• _Task_: Reproduce the records below in full and exactly, without their images.

>> Start Data rows

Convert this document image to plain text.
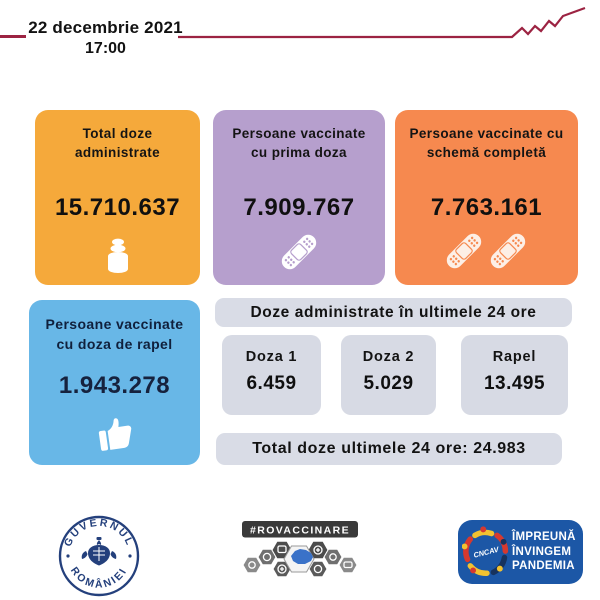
22 decembrie 2021
17:00
Total doze administrate
15.710.637
Persoane vaccinate cu prima doza
7.909.767
Persoane vaccinate cu schemă completă
7.763.161
Persoane vaccinate cu doza de rapel
1.943.278
Doze administrate în ultimele 24 ore
Doza 1
6.459
Doza 2
5.029
Rapel
13.495
Total doze ultimele 24 ore: 24.983
GUVERNUL
ROMÂNIEI
#ROVACCINARE
CNCAV
ÎMPREUNĂ
ÎNVINGEM
PANDEMIA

>> End Data rows

• _Completed exercise_:
Convert this document image to plain text.
22 decembrie 2021
17:00
Total doze administrate
15.710.637
Persoane vaccinate cu prima doza
7.909.767
Persoane vaccinate cu schemă completă
7.763.161
Persoane vaccinate cu doza de rapel
1.943.278
Doze administrate în ultimele 24 ore
Doza 1
6.459
Doza 2
5.029
Rapel
13.495
Total doze ultimele 24 ore: 24.983
GUVERNUL
ROMÂNIEI
#ROVACCINARE
CNCAV
ÎMPREUNĂ
ÎNVINGEM
PANDEMIA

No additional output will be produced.